▶ [GOAL OF THE EXERCISE]
Scan the entries below for the word "title". Copy each line that has it.

▶ [DATA TO PROCESS]
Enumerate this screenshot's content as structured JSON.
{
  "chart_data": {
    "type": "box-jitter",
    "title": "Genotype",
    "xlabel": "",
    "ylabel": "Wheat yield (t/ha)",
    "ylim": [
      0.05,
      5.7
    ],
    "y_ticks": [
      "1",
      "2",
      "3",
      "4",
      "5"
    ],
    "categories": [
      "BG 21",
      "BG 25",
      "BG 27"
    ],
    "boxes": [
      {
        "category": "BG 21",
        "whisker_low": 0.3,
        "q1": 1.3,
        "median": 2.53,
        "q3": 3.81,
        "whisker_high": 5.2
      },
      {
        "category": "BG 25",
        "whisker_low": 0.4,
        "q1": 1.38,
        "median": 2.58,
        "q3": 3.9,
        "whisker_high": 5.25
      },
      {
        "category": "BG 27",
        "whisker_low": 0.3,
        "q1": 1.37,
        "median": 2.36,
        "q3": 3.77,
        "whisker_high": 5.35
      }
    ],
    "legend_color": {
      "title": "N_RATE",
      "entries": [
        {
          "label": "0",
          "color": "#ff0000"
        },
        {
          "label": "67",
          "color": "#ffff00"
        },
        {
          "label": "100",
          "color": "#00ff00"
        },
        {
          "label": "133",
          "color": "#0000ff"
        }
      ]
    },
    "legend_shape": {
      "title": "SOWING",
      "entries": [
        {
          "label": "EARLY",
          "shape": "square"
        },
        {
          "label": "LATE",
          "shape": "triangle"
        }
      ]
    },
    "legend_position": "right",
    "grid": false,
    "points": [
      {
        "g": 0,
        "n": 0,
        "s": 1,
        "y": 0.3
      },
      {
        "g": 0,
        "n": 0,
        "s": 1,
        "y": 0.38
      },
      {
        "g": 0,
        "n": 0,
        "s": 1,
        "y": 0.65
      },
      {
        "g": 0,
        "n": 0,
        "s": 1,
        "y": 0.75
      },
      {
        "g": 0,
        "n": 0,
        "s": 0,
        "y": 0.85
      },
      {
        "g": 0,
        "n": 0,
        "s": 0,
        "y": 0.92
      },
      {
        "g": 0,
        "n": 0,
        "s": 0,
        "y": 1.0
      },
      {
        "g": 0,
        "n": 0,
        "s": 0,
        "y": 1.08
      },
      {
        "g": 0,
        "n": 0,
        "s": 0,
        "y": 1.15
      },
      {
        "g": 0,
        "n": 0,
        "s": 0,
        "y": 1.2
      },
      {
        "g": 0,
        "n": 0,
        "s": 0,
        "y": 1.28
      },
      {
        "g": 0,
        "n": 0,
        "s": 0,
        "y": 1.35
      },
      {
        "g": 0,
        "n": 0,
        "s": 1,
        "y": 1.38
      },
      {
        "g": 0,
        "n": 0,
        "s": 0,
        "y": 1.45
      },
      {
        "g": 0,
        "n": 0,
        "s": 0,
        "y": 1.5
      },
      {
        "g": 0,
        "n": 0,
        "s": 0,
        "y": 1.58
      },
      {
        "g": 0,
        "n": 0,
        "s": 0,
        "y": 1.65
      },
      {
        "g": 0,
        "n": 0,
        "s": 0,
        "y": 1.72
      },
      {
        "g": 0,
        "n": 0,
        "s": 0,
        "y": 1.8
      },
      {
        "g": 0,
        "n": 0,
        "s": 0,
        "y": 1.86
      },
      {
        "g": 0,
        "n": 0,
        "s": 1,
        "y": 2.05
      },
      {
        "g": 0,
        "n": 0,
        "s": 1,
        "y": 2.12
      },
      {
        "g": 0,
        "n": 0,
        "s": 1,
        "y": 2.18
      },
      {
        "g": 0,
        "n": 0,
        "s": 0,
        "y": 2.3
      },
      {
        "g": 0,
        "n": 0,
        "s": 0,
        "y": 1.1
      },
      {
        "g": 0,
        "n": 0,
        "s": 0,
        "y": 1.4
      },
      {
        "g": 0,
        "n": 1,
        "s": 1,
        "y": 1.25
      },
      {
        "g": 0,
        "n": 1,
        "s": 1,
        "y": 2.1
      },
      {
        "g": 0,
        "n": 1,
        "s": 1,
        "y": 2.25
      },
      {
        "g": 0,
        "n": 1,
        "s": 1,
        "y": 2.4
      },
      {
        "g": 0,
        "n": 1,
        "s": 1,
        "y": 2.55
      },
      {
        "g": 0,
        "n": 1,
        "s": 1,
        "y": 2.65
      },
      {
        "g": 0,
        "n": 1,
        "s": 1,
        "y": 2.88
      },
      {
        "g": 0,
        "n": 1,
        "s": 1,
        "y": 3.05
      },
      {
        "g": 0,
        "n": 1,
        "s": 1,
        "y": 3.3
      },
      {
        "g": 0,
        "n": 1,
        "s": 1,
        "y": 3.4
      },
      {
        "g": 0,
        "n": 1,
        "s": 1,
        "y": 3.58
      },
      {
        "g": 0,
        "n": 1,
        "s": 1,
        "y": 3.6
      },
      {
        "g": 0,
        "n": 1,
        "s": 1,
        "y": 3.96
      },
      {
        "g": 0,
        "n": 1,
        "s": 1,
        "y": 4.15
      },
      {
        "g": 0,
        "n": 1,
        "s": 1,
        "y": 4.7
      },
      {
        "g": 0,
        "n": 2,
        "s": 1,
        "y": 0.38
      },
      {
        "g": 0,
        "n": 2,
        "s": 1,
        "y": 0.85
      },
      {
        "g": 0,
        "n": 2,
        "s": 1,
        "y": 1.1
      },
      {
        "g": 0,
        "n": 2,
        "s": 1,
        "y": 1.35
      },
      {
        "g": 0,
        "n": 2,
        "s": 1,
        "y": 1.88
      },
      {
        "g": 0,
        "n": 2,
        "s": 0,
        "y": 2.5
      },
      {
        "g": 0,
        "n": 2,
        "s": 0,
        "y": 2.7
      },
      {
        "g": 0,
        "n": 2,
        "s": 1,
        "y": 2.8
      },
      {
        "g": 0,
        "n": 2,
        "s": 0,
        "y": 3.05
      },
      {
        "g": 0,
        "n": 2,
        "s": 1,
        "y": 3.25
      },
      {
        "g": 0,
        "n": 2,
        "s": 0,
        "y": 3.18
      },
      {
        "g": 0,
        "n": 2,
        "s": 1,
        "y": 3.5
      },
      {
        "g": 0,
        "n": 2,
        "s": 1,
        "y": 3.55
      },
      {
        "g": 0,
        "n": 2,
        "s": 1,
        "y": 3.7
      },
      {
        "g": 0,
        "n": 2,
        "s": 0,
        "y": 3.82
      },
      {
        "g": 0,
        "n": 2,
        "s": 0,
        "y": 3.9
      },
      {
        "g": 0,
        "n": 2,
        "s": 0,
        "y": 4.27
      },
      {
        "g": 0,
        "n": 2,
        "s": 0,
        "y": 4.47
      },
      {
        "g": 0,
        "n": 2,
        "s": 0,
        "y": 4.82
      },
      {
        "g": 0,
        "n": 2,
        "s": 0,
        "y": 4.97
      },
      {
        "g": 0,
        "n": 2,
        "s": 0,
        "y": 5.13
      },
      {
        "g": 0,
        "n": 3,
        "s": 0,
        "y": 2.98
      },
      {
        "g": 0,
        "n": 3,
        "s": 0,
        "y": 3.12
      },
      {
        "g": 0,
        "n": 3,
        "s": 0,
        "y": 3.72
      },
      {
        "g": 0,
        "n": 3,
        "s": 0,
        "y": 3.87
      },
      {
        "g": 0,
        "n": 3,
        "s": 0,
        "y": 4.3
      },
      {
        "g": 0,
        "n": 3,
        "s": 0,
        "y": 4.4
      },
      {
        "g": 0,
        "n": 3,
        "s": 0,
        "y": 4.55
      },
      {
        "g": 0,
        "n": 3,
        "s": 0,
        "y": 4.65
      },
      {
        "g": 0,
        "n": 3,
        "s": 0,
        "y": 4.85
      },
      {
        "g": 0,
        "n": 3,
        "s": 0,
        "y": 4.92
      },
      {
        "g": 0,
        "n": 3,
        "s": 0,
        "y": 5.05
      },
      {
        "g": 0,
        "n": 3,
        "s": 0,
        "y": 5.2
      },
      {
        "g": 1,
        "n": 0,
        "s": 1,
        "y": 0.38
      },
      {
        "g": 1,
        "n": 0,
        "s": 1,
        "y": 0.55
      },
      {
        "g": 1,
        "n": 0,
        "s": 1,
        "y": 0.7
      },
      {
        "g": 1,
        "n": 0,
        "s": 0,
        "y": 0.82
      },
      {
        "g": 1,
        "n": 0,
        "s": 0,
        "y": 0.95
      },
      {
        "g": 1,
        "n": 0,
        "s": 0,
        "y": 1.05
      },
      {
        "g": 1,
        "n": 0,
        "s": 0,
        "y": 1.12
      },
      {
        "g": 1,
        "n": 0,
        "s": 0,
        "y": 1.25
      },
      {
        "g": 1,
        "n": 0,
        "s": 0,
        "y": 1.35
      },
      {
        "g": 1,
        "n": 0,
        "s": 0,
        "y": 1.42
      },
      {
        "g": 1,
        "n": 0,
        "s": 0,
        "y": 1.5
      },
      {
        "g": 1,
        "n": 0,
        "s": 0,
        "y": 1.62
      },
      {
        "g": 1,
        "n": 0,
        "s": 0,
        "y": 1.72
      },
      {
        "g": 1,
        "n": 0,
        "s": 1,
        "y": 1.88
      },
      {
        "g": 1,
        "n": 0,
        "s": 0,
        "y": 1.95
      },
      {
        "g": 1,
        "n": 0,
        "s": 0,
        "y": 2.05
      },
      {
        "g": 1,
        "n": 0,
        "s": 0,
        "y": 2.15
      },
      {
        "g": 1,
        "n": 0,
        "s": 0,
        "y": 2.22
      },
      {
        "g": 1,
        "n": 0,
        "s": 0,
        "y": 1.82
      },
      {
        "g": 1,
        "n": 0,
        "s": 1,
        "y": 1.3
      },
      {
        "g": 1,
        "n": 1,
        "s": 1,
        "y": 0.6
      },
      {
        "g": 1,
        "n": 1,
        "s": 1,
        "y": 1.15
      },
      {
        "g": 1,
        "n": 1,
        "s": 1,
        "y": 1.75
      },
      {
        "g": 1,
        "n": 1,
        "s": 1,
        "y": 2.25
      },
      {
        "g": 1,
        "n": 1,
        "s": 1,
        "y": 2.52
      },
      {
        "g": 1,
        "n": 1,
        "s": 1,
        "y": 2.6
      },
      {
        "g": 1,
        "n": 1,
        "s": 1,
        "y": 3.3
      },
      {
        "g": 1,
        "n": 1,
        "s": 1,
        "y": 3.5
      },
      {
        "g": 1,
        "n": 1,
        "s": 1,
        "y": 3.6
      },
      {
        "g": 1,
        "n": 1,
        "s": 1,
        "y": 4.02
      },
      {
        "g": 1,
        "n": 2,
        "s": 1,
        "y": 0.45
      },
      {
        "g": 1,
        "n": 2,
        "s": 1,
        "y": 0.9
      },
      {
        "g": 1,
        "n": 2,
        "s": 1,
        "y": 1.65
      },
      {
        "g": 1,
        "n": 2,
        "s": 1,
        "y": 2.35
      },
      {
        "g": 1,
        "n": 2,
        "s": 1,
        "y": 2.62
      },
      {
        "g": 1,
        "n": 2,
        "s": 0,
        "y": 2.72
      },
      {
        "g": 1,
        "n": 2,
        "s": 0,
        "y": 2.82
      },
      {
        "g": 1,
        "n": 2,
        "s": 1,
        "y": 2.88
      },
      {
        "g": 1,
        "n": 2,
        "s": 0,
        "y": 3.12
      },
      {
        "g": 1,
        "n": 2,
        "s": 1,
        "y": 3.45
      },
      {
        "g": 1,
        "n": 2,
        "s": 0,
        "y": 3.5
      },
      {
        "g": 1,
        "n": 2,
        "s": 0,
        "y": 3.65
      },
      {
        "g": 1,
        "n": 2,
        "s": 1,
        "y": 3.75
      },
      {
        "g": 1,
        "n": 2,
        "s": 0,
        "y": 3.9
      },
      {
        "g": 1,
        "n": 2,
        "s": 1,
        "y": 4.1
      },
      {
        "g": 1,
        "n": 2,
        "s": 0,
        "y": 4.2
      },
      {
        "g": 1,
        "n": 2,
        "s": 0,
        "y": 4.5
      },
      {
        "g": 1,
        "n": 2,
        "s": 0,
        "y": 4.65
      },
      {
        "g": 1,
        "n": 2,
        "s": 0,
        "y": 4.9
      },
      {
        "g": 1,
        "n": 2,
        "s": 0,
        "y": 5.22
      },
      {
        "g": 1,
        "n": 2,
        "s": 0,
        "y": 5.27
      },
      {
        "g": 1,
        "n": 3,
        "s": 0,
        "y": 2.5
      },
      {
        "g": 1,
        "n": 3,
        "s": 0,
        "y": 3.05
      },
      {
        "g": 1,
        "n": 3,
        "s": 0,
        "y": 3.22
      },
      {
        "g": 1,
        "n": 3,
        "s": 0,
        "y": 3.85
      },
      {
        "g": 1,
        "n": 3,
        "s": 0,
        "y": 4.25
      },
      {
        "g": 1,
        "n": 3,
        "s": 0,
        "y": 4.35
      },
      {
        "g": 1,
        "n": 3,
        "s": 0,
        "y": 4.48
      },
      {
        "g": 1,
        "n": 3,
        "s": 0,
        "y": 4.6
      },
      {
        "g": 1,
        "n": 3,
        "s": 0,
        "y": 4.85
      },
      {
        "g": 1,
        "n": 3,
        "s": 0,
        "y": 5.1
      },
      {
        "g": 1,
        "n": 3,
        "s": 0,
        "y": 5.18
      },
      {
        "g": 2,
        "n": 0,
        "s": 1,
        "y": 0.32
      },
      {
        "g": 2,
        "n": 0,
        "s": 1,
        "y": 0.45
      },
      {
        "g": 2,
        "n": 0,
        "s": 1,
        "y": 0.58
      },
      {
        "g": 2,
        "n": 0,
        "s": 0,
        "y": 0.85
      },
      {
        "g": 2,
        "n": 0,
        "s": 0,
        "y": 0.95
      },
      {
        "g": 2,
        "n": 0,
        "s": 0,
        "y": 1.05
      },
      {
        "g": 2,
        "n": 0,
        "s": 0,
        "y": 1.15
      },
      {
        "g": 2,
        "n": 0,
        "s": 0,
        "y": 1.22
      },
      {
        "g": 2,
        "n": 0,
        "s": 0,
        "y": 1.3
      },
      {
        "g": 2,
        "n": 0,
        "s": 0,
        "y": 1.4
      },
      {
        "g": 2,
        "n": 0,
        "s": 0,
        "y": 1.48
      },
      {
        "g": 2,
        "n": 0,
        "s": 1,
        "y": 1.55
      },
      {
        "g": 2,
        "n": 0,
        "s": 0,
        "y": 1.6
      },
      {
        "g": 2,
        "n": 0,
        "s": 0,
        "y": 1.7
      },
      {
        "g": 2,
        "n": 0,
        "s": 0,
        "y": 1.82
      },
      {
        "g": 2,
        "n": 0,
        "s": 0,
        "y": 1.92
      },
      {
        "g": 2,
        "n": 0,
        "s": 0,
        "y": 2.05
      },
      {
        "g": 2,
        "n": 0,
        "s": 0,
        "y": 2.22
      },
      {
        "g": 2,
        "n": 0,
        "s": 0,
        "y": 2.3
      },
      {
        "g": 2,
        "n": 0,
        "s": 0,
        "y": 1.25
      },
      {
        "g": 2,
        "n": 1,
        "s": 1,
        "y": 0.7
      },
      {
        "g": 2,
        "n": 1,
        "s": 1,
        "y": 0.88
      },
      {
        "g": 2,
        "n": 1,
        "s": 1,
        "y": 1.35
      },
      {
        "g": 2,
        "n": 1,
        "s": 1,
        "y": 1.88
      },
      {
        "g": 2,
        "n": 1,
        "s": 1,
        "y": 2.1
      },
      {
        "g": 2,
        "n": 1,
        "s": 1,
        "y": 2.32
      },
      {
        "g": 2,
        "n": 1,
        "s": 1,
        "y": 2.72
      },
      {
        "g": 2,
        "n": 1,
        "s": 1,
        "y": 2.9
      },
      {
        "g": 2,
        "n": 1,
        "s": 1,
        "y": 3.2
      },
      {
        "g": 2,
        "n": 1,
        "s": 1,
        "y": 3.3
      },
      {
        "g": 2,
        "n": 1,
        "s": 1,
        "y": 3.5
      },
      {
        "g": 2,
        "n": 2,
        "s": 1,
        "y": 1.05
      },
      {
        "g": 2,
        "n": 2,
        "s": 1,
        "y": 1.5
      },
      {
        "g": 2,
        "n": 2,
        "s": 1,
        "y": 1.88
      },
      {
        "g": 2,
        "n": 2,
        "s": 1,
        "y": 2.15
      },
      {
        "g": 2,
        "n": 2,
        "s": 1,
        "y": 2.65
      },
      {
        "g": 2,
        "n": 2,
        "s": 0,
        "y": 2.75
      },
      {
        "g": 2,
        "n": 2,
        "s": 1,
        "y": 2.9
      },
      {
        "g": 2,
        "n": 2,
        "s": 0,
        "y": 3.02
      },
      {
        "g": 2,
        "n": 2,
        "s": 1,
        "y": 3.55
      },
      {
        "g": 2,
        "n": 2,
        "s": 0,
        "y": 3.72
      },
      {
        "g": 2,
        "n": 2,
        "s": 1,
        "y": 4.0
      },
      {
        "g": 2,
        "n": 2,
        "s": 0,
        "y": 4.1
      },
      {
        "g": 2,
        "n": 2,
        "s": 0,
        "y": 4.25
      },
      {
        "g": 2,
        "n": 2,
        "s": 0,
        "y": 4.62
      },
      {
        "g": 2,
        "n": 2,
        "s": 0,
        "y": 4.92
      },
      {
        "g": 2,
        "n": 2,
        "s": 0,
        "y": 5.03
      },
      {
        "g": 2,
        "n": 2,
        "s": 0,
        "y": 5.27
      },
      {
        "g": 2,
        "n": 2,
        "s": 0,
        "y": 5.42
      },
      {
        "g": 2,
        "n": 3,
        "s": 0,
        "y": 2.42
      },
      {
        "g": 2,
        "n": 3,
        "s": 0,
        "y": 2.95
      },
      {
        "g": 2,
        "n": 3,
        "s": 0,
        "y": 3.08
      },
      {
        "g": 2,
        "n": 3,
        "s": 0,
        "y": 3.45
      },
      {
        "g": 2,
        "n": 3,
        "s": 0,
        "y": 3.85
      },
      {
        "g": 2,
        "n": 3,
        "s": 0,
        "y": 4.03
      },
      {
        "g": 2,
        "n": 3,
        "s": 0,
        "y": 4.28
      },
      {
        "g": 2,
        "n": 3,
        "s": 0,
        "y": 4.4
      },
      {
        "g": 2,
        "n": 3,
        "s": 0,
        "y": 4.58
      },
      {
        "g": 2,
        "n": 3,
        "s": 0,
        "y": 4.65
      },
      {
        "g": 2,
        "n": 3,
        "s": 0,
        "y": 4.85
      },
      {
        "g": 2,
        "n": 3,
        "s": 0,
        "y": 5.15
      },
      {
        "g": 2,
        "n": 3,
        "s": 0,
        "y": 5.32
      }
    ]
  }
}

▶ [SOLUTION TO THIS EXERCISE]
    "title": "Genotype",
      "title": "N_RATE",
      "title": "SOWING",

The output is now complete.